* Provided records
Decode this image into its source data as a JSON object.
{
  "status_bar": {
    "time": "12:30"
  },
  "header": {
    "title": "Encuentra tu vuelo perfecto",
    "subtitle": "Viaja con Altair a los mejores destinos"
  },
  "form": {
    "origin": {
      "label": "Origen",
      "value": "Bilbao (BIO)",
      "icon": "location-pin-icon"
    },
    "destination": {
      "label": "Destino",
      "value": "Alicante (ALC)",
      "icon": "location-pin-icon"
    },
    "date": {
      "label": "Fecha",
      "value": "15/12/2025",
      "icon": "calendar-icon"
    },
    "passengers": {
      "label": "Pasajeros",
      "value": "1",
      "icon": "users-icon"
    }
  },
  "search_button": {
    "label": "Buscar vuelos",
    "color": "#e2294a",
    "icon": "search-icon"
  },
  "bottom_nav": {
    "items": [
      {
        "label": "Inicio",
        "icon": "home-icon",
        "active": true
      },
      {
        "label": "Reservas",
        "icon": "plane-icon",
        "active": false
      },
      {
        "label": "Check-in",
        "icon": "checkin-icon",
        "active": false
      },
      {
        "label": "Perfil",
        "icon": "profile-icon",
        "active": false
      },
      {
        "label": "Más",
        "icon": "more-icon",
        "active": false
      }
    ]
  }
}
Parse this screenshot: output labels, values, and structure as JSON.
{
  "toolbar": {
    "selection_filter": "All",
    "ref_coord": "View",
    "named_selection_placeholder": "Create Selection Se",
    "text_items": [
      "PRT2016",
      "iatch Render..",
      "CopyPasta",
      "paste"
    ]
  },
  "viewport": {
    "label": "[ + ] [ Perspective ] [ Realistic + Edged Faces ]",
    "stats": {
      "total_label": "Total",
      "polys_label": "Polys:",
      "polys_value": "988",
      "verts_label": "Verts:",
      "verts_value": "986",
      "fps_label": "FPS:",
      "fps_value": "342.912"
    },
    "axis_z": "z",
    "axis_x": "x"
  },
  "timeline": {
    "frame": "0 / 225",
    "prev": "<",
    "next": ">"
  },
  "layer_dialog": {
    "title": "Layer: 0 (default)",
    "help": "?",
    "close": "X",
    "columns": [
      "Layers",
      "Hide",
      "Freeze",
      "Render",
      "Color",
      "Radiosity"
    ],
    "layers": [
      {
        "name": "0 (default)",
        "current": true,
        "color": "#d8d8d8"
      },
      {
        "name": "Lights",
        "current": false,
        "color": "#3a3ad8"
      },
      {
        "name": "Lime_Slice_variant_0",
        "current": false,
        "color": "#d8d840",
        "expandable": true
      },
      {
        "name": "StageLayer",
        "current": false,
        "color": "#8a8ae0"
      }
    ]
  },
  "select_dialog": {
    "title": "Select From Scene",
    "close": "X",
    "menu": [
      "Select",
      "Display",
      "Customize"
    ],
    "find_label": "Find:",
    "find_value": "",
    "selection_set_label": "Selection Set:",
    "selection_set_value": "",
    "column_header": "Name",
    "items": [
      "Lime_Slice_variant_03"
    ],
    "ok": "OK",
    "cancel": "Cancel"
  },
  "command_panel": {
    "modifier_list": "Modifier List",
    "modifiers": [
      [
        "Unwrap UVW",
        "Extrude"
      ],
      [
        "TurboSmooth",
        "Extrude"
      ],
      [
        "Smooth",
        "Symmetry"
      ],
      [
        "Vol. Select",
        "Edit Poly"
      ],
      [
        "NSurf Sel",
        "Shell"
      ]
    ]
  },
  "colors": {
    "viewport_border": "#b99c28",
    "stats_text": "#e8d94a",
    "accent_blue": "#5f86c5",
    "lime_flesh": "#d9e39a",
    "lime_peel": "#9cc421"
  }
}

* Your objective
Above are the records; retype every one exactly.

* Solution
Decode this image into its source data as a JSON object.
{
  "status_bar": {
    "time": "12:30"
  },
  "header": {
    "title": "Encuentra tu vuelo perfecto",
    "subtitle": "Viaja con Altair a los mejores destinos"
  },
  "form": {
    "origin": {
      "label": "Origen",
      "value": "Bilbao (BIO)",
      "icon": "location-pin-icon"
    },
    "destination": {
      "label": "Destino",
      "value": "Alicante (ALC)",
      "icon": "location-pin-icon"
    },
    "date": {
      "label": "Fecha",
      "value": "15/12/2025",
      "icon": "calendar-icon"
    },
    "passengers": {
      "label": "Pasajeros",
      "value": "1",
      "icon": "users-icon"
    }
  },
  "search_button": {
    "label": "Buscar vuelos",
    "color": "#e2294a",
    "icon": "search-icon"
  },
  "bottom_nav": {
    "items": [
      {
        "label": "Inicio",
        "icon": "home-icon",
        "active": true
      },
      {
        "label": "Reservas",
        "icon": "plane-icon",
        "active": false
      },
      {
        "label": "Check-in",
        "icon": "checkin-icon",
        "active": false
      },
      {
        "label": "Perfil",
        "icon": "profile-icon",
        "active": false
      },
      {
        "label": "Más",
        "icon": "more-icon",
        "active": false
      }
    ]
  }
}
Parse this screenshot: output labels, values, and structure as JSON.
{
  "toolbar": {
    "selection_filter": "All",
    "ref_coord": "View",
    "named_selection_placeholder": "Create Selection Se",
    "text_items": [
      "PRT2016",
      "iatch Render..",
      "CopyPasta",
      "paste"
    ]
  },
  "viewport": {
    "label": "[ + ] [ Perspective ] [ Realistic + Edged Faces ]",
    "stats": {
      "total_label": "Total",
      "polys_label": "Polys:",
      "polys_value": "988",
      "verts_label": "Verts:",
      "verts_value": "986",
      "fps_label": "FPS:",
      "fps_value": "342.912"
    },
    "axis_z": "z",
    "axis_x": "x"
  },
  "timeline": {
    "frame": "0 / 225",
    "prev": "<",
    "next": ">"
  },
  "layer_dialog": {
    "title": "Layer: 0 (default)",
    "help": "?",
    "close": "X",
    "columns": [
      "Layers",
      "Hide",
      "Freeze",
      "Render",
      "Color",
      "Radiosity"
    ],
    "layers": [
      {
        "name": "0 (default)",
        "current": true,
        "color": "#d8d8d8"
      },
      {
        "name": "Lights",
        "current": false,
        "color": "#3a3ad8"
      },
      {
        "name": "Lime_Slice_variant_0",
        "current": false,
        "color": "#d8d840",
        "expandable": true
      },
      {
        "name": "StageLayer",
        "current": false,
        "color": "#8a8ae0"
      }
    ]
  },
  "select_dialog": {
    "title": "Select From Scene",
    "close": "X",
    "menu": [
      "Select",
      "Display",
      "Customize"
    ],
    "find_label": "Find:",
    "find_value": "",
    "selection_set_label": "Selection Set:",
    "selection_set_value": "",
    "column_header": "Name",
    "items": [
      "Lime_Slice_variant_03"
    ],
    "ok": "OK",
    "cancel": "Cancel"
  },
  "command_panel": {
    "modifier_list": "Modifier List",
    "modifiers": [
      [
        "Unwrap UVW",
        "Extrude"
      ],
      [
        "TurboSmooth",
        "Extrude"
      ],
      [
        "Smooth",
        "Symmetry"
      ],
      [
        "Vol. Select",
        "Edit Poly"
      ],
      [
        "NSurf Sel",
        "Shell"
      ]
    ]
  },
  "colors": {
    "viewport_border": "#b99c28",
    "stats_text": "#e8d94a",
    "accent_blue": "#5f86c5",
    "lime_flesh": "#d9e39a",
    "lime_peel": "#9cc421"
  }
}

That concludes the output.